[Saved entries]
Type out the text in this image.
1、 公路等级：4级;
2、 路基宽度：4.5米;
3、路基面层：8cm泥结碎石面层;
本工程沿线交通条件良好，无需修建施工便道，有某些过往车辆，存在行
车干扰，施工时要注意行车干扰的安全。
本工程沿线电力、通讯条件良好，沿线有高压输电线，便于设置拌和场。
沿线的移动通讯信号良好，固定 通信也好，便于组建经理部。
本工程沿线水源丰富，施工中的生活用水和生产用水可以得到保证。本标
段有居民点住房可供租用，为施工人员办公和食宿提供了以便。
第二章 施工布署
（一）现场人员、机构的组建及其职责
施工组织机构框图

PROBLEM DETAILS — Extract the entries above verbatim.

FULL OUTPUT —
Type out the text in this image.
1、 公路等级：4级;
2、 路基宽度：4.5米;
3、路基面层：8cm泥结碎石面层;
本工程沿线交通条件良好，无需修建施工便道，有某些过往车辆，存在行
车干扰，施工时要注意行车干扰的安全。
本工程沿线电力、通讯条件良好，沿线有高压输电线，便于设置拌和场。
沿线的移动通讯信号良好，固定 通信也好，便于组建经理部。
本工程沿线水源丰富，施工中的生活用水和生产用水可以得到保证。本标
段有居民点住房可供租用，为施工人员办公和食宿提供了以便。
第二章 施工布署
（一）现场人员、机构的组建及其职责
施工组织机构框图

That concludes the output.